%%

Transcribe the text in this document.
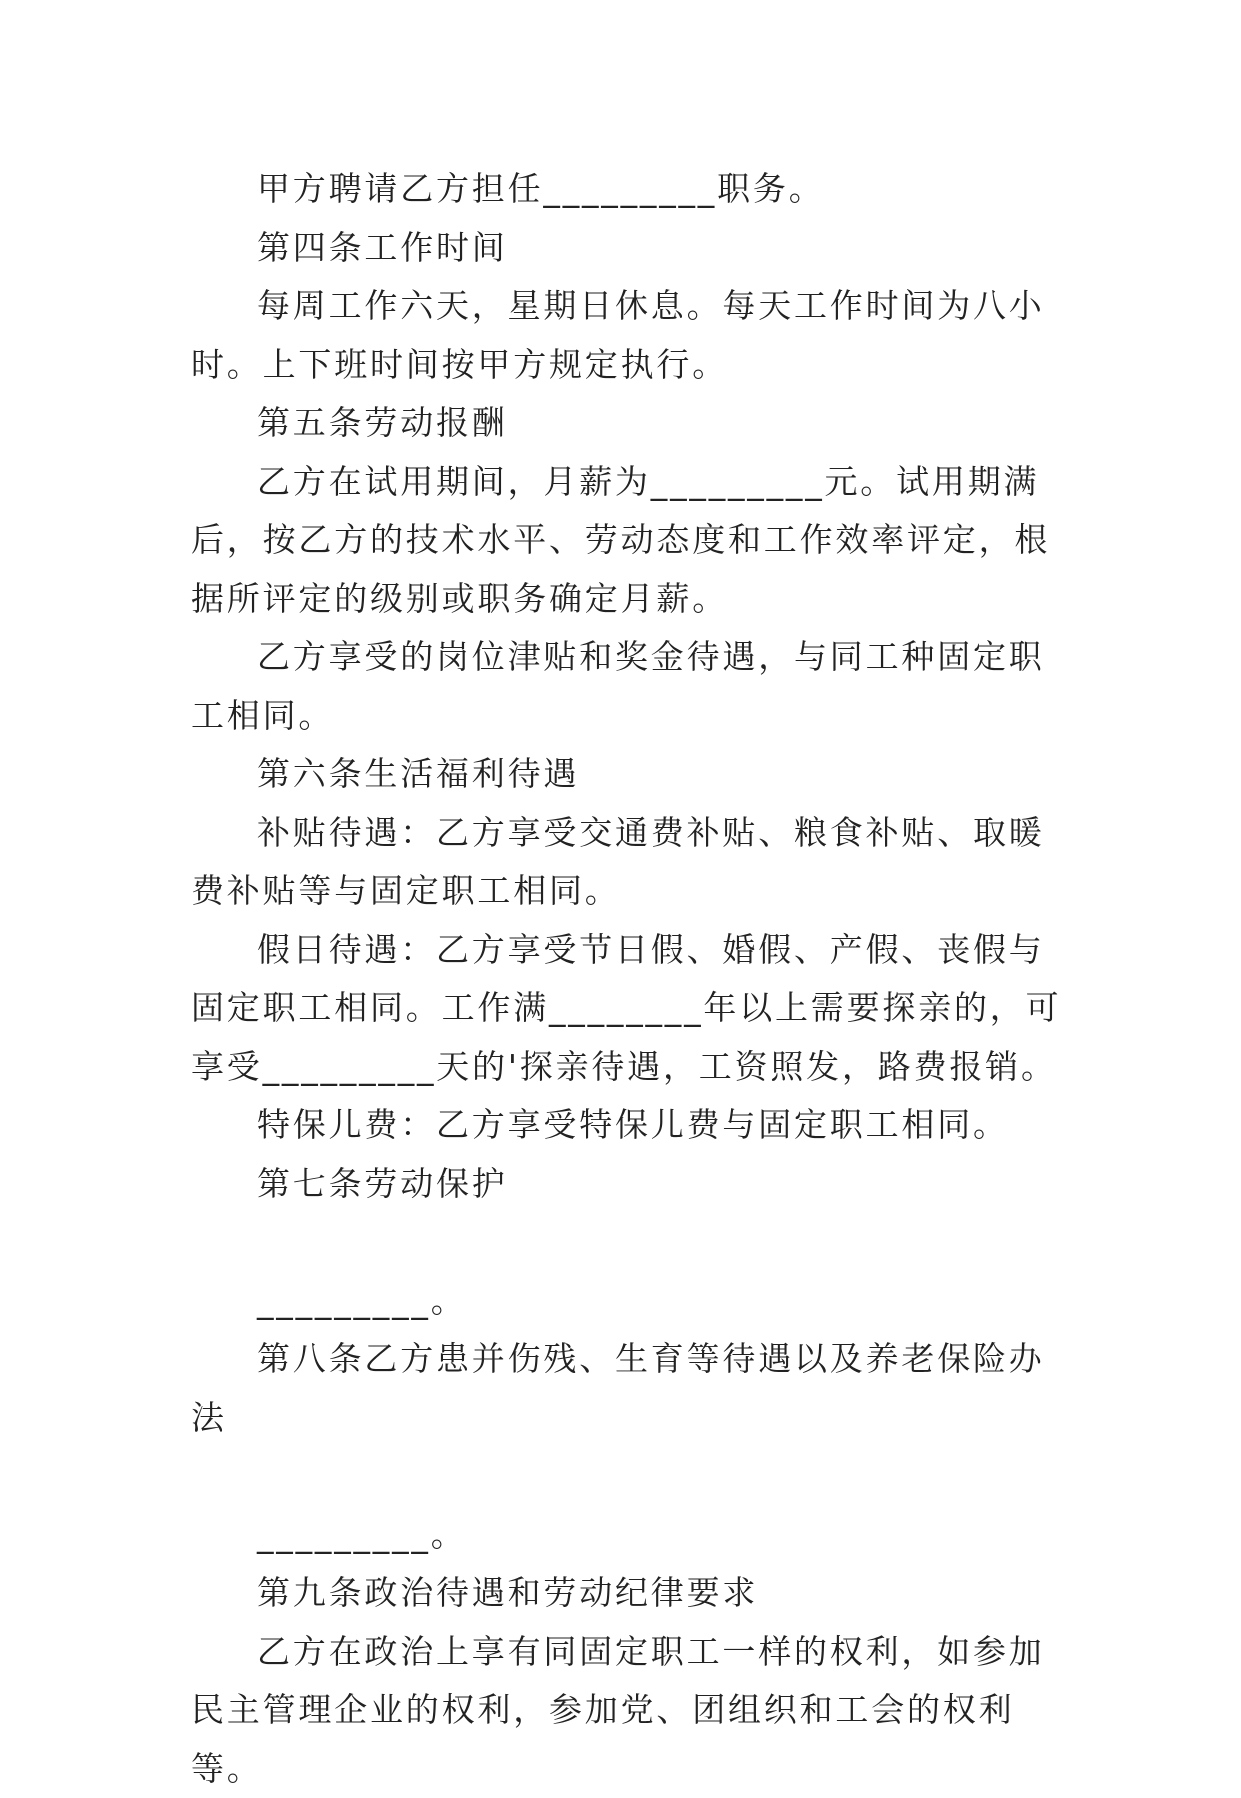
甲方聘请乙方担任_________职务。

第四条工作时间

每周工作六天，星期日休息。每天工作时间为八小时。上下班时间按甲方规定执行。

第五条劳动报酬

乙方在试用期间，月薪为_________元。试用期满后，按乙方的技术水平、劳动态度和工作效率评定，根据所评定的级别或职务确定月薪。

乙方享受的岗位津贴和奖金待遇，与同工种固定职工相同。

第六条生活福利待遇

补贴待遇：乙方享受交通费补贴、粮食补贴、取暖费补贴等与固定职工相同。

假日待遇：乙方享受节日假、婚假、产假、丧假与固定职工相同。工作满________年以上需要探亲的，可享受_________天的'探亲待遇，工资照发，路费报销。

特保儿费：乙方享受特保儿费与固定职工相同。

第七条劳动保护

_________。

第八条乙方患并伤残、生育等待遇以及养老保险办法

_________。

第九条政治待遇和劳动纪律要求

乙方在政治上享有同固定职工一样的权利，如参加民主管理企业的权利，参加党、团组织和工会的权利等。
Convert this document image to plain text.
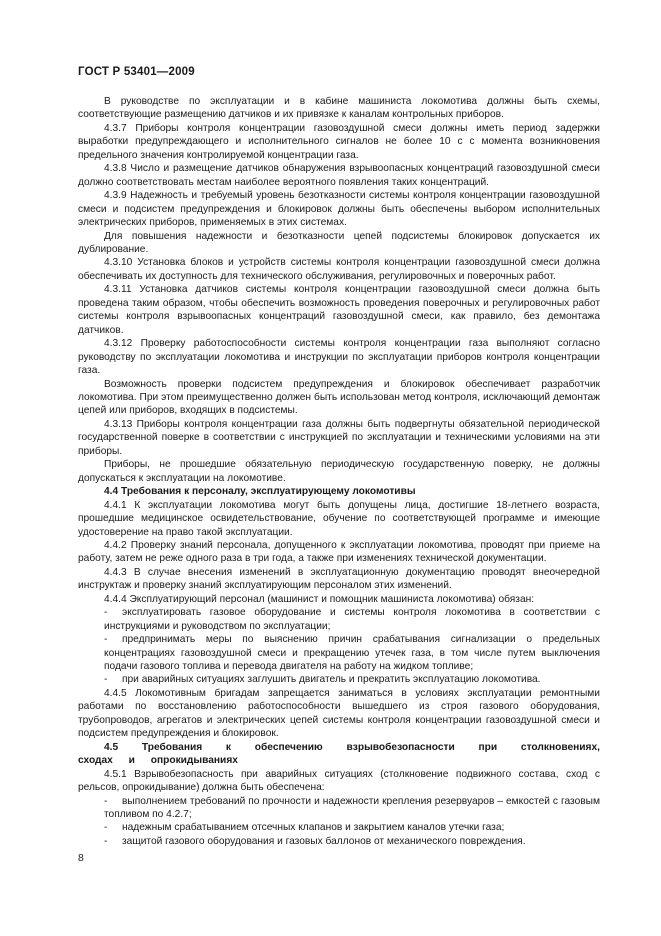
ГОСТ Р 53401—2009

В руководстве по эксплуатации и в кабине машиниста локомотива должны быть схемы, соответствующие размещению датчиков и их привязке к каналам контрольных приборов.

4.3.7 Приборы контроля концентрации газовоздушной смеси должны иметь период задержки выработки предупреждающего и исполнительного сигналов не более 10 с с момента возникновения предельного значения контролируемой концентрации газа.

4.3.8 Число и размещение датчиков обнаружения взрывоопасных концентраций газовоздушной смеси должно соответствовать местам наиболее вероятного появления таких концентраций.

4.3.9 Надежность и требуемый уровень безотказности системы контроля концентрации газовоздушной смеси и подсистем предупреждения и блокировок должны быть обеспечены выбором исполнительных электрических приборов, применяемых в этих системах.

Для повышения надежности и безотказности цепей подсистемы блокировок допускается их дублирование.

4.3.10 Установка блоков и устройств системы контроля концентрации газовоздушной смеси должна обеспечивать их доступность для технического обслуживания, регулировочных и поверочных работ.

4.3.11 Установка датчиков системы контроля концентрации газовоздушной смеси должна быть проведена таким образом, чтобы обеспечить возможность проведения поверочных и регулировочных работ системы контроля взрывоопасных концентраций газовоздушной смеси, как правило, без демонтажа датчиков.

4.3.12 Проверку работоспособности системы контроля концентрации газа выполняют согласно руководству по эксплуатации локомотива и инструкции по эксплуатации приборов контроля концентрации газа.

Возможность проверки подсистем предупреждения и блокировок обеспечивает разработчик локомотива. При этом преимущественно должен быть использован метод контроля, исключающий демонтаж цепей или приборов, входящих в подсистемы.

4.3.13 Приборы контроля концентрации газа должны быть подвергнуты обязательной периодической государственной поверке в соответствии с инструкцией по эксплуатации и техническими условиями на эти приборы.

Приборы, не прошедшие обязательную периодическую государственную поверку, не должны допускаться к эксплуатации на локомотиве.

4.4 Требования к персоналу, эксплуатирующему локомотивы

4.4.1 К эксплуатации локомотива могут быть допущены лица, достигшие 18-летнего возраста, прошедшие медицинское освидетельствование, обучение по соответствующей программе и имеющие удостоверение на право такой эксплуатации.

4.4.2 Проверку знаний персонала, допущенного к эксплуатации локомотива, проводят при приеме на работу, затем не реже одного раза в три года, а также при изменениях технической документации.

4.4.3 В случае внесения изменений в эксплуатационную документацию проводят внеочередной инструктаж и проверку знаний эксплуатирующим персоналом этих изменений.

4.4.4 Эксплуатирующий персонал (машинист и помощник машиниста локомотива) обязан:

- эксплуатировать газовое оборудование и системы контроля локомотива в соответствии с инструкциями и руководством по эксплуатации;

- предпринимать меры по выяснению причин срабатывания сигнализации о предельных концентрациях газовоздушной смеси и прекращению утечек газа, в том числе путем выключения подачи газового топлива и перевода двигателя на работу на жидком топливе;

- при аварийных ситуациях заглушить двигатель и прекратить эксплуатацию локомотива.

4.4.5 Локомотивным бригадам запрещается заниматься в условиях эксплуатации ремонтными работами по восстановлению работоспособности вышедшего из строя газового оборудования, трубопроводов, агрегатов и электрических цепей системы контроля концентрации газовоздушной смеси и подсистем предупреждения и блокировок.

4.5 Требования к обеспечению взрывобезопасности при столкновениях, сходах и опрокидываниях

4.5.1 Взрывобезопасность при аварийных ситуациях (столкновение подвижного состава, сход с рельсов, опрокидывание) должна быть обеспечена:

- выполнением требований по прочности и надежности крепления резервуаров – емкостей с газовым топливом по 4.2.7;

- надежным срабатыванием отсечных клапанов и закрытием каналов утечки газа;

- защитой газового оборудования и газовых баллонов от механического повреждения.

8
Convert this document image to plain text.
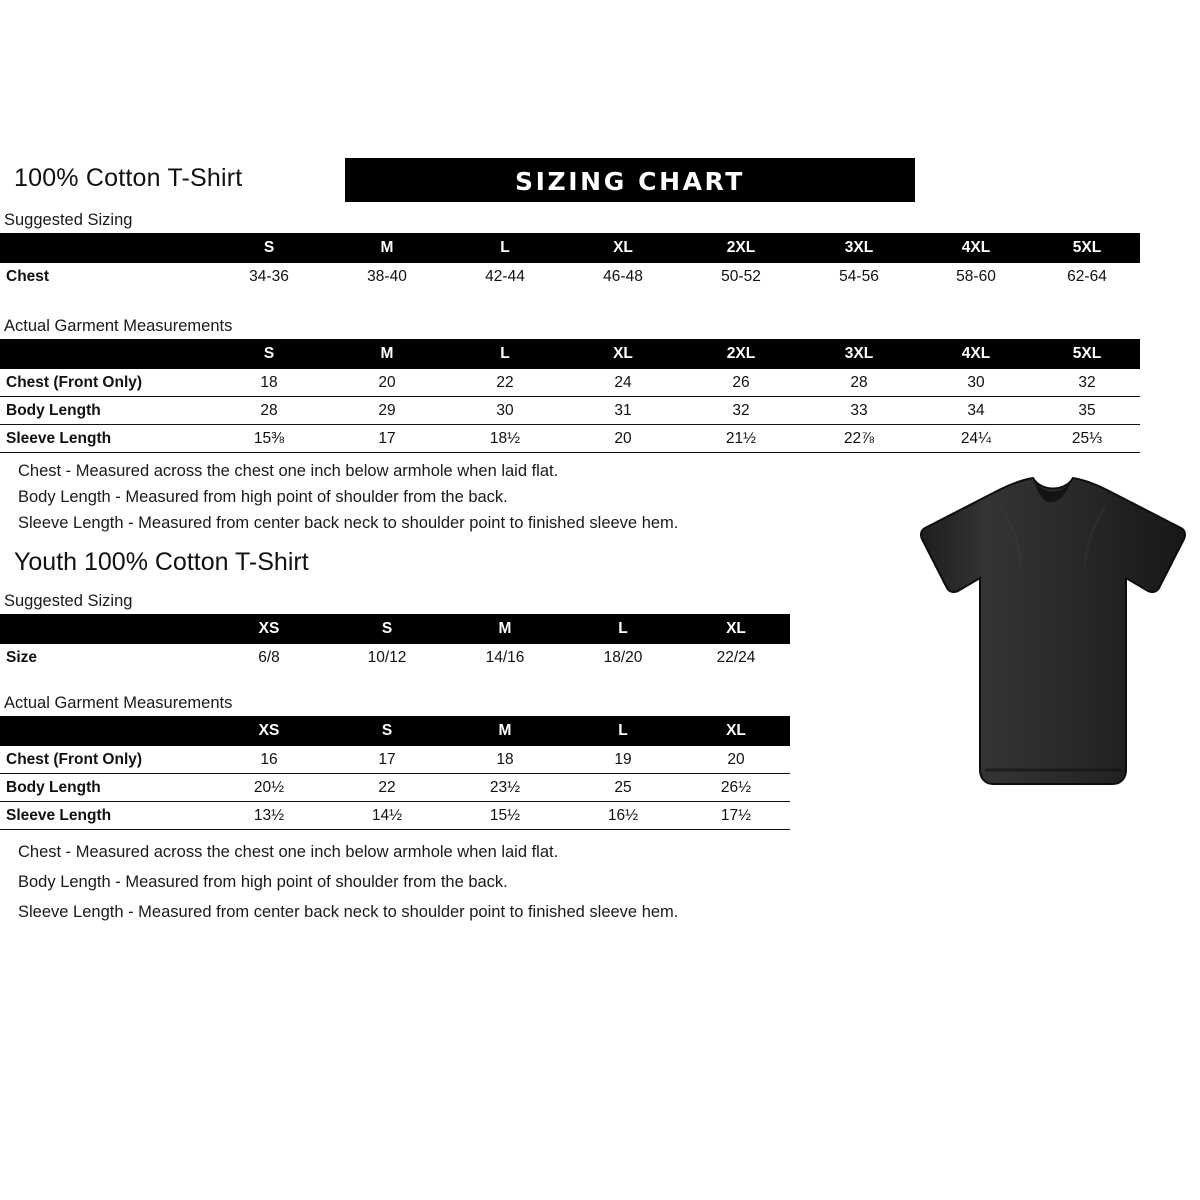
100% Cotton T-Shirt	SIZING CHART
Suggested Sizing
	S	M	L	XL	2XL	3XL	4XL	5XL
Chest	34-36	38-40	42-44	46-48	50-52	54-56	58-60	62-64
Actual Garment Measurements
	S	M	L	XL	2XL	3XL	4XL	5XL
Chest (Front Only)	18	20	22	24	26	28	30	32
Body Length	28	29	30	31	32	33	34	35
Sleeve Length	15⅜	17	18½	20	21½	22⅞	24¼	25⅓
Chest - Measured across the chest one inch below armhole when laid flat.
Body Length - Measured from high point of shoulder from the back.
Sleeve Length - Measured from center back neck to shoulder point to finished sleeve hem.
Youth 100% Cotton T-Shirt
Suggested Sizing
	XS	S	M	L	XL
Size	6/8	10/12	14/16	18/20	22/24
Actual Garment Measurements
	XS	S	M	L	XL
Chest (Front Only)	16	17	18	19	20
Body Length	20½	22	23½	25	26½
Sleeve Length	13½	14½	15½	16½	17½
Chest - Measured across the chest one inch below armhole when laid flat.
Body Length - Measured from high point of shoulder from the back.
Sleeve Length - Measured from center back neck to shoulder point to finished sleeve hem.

%%

WHAT THIS TASK INVOLVES. Print every entry exactly as written, without the pictures.

EXERCISE ANSWER.
Transcribe the text in this document.
甲方聘请乙方担任_________职务。

第四条工作时间

每周工作六天，星期日休息。每天工作时间为八小时。上下班时间按甲方规定执行。

第五条劳动报酬

乙方在试用期间，月薪为_________元。试用期满后，按乙方的技术水平、劳动态度和工作效率评定，根据所评定的级别或职务确定月薪。

乙方享受的岗位津贴和奖金待遇，与同工种固定职工相同。

第六条生活福利待遇

补贴待遇：乙方享受交通费补贴、粮食补贴、取暖费补贴等与固定职工相同。

假日待遇：乙方享受节日假、婚假、产假、丧假与固定职工相同。工作满________年以上需要探亲的，可享受_________天的'探亲待遇，工资照发，路费报销。

特保儿费：乙方享受特保儿费与固定职工相同。

第七条劳动保护

_________。

第八条乙方患并伤残、生育等待遇以及养老保险办法

_________。

第九条政治待遇和劳动纪律要求

乙方在政治上享有同固定职工一样的权利，如参加民主管理企业的权利，参加党、团组织和工会的权利等。
Convert this document image to plain text.
ГОСТ Р 53401—2009

В руководстве по эксплуатации и в кабине машиниста локомотива должны быть схемы, соответствующие размещению датчиков и их привязке к каналам контрольных приборов.

4.3.7 Приборы контроля концентрации газовоздушной смеси должны иметь период задержки выработки предупреждающего и исполнительного сигналов не более 10 с с момента возникновения предельного значения контролируемой концентрации газа.

4.3.8 Число и размещение датчиков обнаружения взрывоопасных концентраций газовоздушной смеси должно соответствовать местам наиболее вероятного появления таких концентраций.

4.3.9 Надежность и требуемый уровень безотказности системы контроля концентрации газовоздушной смеси и подсистем предупреждения и блокировок должны быть обеспечены выбором исполнительных электрических приборов, применяемых в этих системах.

Для повышения надежности и безотказности цепей подсистемы блокировок допускается их дублирование.

4.3.10 Установка блоков и устройств системы контроля концентрации газовоздушной смеси должна обеспечивать их доступность для технического обслуживания, регулировочных и поверочных работ.

4.3.11 Установка датчиков системы контроля концентрации газовоздушной смеси должна быть проведена таким образом, чтобы обеспечить возможность проведения поверочных и регулировочных работ системы контроля взрывоопасных концентраций газовоздушной смеси, как правило, без демонтажа датчиков.

4.3.12 Проверку работоспособности системы контроля концентрации газа выполняют согласно руководству по эксплуатации локомотива и инструкции по эксплуатации приборов контроля концентрации газа.

Возможность проверки подсистем предупреждения и блокировок обеспечивает разработчик локомотива. При этом преимущественно должен быть использован метод контроля, исключающий демонтаж цепей или приборов, входящих в подсистемы.

4.3.13 Приборы контроля концентрации газа должны быть подвергнуты обязательной периодической государственной поверке в соответствии с инструкцией по эксплуатации и техническими условиями на эти приборы.

Приборы, не прошедшие обязательную периодическую государственную поверку, не должны допускаться к эксплуатации на локомотиве.

4.4 Требования к персоналу, эксплуатирующему локомотивы

4.4.1 К эксплуатации локомотива могут быть допущены лица, достигшие 18-летнего возраста, прошедшие медицинское освидетельствование, обучение по соответствующей программе и имеющие удостоверение на право такой эксплуатации.

4.4.2 Проверку знаний персонала, допущенного к эксплуатации локомотива, проводят при приеме на работу, затем не реже одного раза в три года, а также при изменениях технической документации.

4.4.3 В случае внесения изменений в эксплуатационную документацию проводят внеочередной инструктаж и проверку знаний эксплуатирующим персоналом этих изменений.

4.4.4 Эксплуатирующий персонал (машинист и помощник машиниста локомотива) обязан:

- эксплуатировать газовое оборудование и системы контроля локомотива в соответствии с инструкциями и руководством по эксплуатации;

- предпринимать меры по выяснению причин срабатывания сигнализации о предельных концентрациях газовоздушной смеси и прекращению утечек газа, в том числе путем выключения подачи газового топлива и перевода двигателя на работу на жидком топливе;

- при аварийных ситуациях заглушить двигатель и прекратить эксплуатацию локомотива.

4.4.5 Локомотивным бригадам запрещается заниматься в условиях эксплуатации ремонтными работами по восстановлению работоспособности вышедшего из строя газового оборудования, трубопроводов, агрегатов и электрических цепей системы контроля концентрации газовоздушной смеси и подсистем предупреждения и блокировок.

4.5 Требования к обеспечению взрывобезопасности при столкновениях, сходах и опрокидываниях

4.5.1 Взрывобезопасность при аварийных ситуациях (столкновение подвижного состава, сход с рельсов, опрокидывание) должна быть обеспечена:

- выполнением требований по прочности и надежности крепления резервуаров – емкостей с газовым топливом по 4.2.7;

- надежным срабатыванием отсечных клапанов и закрытием каналов утечки газа;

- защитой газового оборудования и газовых баллонов от механического повреждения.

8
Convert this document image to plain text.
100% Cotton T-Shirt	SIZING CHART
Suggested Sizing
	S	M	L	XL	2XL	3XL	4XL	5XL
Chest	34-36	38-40	42-44	46-48	50-52	54-56	58-60	62-64
Actual Garment Measurements
	S	M	L	XL	2XL	3XL	4XL	5XL
Chest (Front Only)	18	20	22	24	26	28	30	32
Body Length	28	29	30	31	32	33	34	35
Sleeve Length	15⅜	17	18½	20	21½	22⅞	24¼	25⅓
Chest - Measured across the chest one inch below armhole when laid flat.
Body Length - Measured from high point of shoulder from the back.
Sleeve Length - Measured from center back neck to shoulder point to finished sleeve hem.
Youth 100% Cotton T-Shirt
Suggested Sizing
	XS	S	M	L	XL
Size	6/8	10/12	14/16	18/20	22/24
Actual Garment Measurements
	XS	S	M	L	XL
Chest (Front Only)	16	17	18	19	20
Body Length	20½	22	23½	25	26½
Sleeve Length	13½	14½	15½	16½	17½
Chest - Measured across the chest one inch below armhole when laid flat.
Body Length - Measured from high point of shoulder from the back.
Sleeve Length - Measured from center back neck to shoulder point to finished sleeve hem.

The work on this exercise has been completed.